• **Task prompt**:
Report, as a bare number, how many lines of the material below contain the word "Hosts".

• **Supplied records**:
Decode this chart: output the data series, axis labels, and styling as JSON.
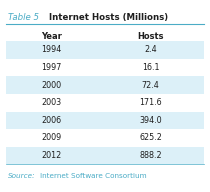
{
  "title_prefix": "Table 5",
  "title_main": "Internet Hosts (Millions)",
  "col_headers": [
    "Year",
    "Hosts"
  ],
  "rows": [
    [
      "1994",
      "2.4"
    ],
    [
      "1997",
      "16.1"
    ],
    [
      "2000",
      "72.4"
    ],
    [
      "2003",
      "171.6"
    ],
    [
      "2006",
      "394.0"
    ],
    [
      "2009",
      "625.2"
    ],
    [
      "2012",
      "888.2"
    ]
  ],
  "title_color": "#4BACC6",
  "title_bold_color": "#1F1F1F",
  "header_text_color": "#1F1F1F",
  "row_text_color": "#1F1F1F",
  "alt_row_color": "#DCF0F8",
  "white_row_color": "#FFFFFF",
  "source_italic_color": "#4BACC6",
  "source_normal_color": "#4BACC6",
  "line_color": "#4BACC6",
  "background_color": "#FFFFFF"
}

• **The reply**:
2